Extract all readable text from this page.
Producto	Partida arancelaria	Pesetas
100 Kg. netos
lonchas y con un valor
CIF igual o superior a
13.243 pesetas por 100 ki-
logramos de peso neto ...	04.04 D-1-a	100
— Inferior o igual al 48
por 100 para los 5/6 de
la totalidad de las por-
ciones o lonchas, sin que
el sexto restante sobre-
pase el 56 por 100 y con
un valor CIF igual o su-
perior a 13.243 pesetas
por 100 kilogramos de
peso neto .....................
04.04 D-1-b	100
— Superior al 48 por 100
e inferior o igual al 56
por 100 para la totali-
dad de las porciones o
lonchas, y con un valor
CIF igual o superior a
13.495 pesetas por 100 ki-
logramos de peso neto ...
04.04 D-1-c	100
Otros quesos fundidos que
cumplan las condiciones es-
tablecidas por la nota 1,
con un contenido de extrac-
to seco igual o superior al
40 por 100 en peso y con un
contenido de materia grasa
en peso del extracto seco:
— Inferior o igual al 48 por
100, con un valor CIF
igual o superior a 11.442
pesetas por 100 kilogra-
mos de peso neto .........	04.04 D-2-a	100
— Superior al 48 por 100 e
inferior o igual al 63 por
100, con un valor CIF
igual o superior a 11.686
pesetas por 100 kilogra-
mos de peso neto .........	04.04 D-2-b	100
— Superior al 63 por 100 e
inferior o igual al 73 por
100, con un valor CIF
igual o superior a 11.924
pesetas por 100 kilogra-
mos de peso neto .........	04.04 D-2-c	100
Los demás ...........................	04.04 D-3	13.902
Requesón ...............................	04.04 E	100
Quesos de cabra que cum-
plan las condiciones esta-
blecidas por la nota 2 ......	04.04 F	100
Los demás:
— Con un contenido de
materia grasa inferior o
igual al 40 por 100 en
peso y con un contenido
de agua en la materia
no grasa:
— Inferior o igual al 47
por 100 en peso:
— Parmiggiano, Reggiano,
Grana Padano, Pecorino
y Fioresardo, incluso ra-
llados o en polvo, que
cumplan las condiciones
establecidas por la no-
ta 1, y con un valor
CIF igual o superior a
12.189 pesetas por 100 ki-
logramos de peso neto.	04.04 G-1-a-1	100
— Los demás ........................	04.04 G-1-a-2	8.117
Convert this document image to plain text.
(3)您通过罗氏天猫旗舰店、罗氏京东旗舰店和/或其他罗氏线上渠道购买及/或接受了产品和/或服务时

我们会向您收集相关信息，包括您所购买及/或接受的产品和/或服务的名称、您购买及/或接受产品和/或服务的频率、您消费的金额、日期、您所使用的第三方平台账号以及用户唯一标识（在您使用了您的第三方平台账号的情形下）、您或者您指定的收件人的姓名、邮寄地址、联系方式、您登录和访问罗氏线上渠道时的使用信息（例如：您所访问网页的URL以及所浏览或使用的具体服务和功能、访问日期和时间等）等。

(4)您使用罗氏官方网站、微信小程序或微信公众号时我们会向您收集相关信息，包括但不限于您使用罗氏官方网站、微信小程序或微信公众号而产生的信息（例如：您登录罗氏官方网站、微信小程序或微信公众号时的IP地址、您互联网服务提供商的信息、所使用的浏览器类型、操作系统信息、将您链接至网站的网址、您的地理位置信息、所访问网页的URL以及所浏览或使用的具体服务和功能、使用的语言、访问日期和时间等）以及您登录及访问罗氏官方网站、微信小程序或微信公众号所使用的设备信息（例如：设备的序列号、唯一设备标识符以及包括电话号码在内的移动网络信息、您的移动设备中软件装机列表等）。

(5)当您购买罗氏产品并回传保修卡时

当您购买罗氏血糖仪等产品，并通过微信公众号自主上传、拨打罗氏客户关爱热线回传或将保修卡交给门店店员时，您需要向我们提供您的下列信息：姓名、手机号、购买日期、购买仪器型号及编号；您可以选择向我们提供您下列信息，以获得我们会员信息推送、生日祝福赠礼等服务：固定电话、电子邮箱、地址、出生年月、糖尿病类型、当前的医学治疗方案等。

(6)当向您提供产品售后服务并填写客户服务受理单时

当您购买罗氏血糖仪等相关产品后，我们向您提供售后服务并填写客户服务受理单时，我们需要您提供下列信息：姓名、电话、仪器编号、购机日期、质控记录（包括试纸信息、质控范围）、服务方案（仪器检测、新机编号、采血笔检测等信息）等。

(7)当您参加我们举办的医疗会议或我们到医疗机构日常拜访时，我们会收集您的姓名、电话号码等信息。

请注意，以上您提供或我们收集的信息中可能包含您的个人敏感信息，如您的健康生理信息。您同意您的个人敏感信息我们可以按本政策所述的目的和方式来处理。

######

*YOUR TASK*.
Print every line of the records exactly. Omit nothing.

*FULL ANSWER*.
Extract all readable text from this page.
Producto	Partida arancelaria	Pesetas
100 Kg. netos
lonchas y con un valor
CIF igual o superior a
13.243 pesetas por 100 ki-
logramos de peso neto ...	04.04 D-1-a	100
— Inferior o igual al 48
por 100 para los 5/6 de
la totalidad de las por-
ciones o lonchas, sin que
el sexto restante sobre-
pase el 56 por 100 y con
un valor CIF igual o su-
perior a 13.243 pesetas
por 100 kilogramos de
peso neto .....................
04.04 D-1-b	100
— Superior al 48 por 100
e inferior o igual al 56
por 100 para la totali-
dad de las porciones o
lonchas, y con un valor
CIF igual o superior a
13.495 pesetas por 100 ki-
logramos de peso neto ...
04.04 D-1-c	100
Otros quesos fundidos que
cumplan las condiciones es-
tablecidas por la nota 1,
con un contenido de extrac-
to seco igual o superior al
40 por 100 en peso y con un
contenido de materia grasa
en peso del extracto seco:
— Inferior o igual al 48 por
100, con un valor CIF
igual o superior a 11.442
pesetas por 100 kilogra-
mos de peso neto .........	04.04 D-2-a	100
— Superior al 48 por 100 e
inferior o igual al 63 por
100, con un valor CIF
igual o superior a 11.686
pesetas por 100 kilogra-
mos de peso neto .........	04.04 D-2-b	100
— Superior al 63 por 100 e
inferior o igual al 73 por
100, con un valor CIF
igual o superior a 11.924
pesetas por 100 kilogra-
mos de peso neto .........	04.04 D-2-c	100
Los demás ...........................	04.04 D-3	13.902
Requesón ...............................	04.04 E	100
Quesos de cabra que cum-
plan las condiciones esta-
blecidas por la nota 2 ......	04.04 F	100
Los demás:
— Con un contenido de
materia grasa inferior o
igual al 40 por 100 en
peso y con un contenido
de agua en la materia
no grasa:
— Inferior o igual al 47
por 100 en peso:
— Parmiggiano, Reggiano,
Grana Padano, Pecorino
y Fioresardo, incluso ra-
llados o en polvo, que
cumplan las condiciones
establecidas por la no-
ta 1, y con un valor
CIF igual o superior a
12.189 pesetas por 100 ki-
logramos de peso neto.	04.04 G-1-a-1	100
— Los demás ........................	04.04 G-1-a-2	8.117
Convert this document image to plain text.
(3)您通过罗氏天猫旗舰店、罗氏京东旗舰店和/或其他罗氏线上渠道购买及/或接受了产品和/或服务时

我们会向您收集相关信息，包括您所购买及/或接受的产品和/或服务的名称、您购买及/或接受产品和/或服务的频率、您消费的金额、日期、您所使用的第三方平台账号以及用户唯一标识（在您使用了您的第三方平台账号的情形下）、您或者您指定的收件人的姓名、邮寄地址、联系方式、您登录和访问罗氏线上渠道时的使用信息（例如：您所访问网页的URL以及所浏览或使用的具体服务和功能、访问日期和时间等）等。

(4)您使用罗氏官方网站、微信小程序或微信公众号时我们会向您收集相关信息，包括但不限于您使用罗氏官方网站、微信小程序或微信公众号而产生的信息（例如：您登录罗氏官方网站、微信小程序或微信公众号时的IP地址、您互联网服务提供商的信息、所使用的浏览器类型、操作系统信息、将您链接至网站的网址、您的地理位置信息、所访问网页的URL以及所浏览或使用的具体服务和功能、使用的语言、访问日期和时间等）以及您登录及访问罗氏官方网站、微信小程序或微信公众号所使用的设备信息（例如：设备的序列号、唯一设备标识符以及包括电话号码在内的移动网络信息、您的移动设备中软件装机列表等）。

(5)当您购买罗氏产品并回传保修卡时

当您购买罗氏血糖仪等产品，并通过微信公众号自主上传、拨打罗氏客户关爱热线回传或将保修卡交给门店店员时，您需要向我们提供您的下列信息：姓名、手机号、购买日期、购买仪器型号及编号；您可以选择向我们提供您下列信息，以获得我们会员信息推送、生日祝福赠礼等服务：固定电话、电子邮箱、地址、出生年月、糖尿病类型、当前的医学治疗方案等。

(6)当向您提供产品售后服务并填写客户服务受理单时

当您购买罗氏血糖仪等相关产品后，我们向您提供售后服务并填写客户服务受理单时，我们需要您提供下列信息：姓名、电话、仪器编号、购机日期、质控记录（包括试纸信息、质控范围）、服务方案（仪器检测、新机编号、采血笔检测等信息）等。

(7)当您参加我们举办的医疗会议或我们到医疗机构日常拜访时，我们会收集您的姓名、电话号码等信息。

请注意，以上您提供或我们收集的信息中可能包含您的个人敏感信息，如您的健康生理信息。您同意您的个人敏感信息我们可以按本政策所述的目的和方式来处理。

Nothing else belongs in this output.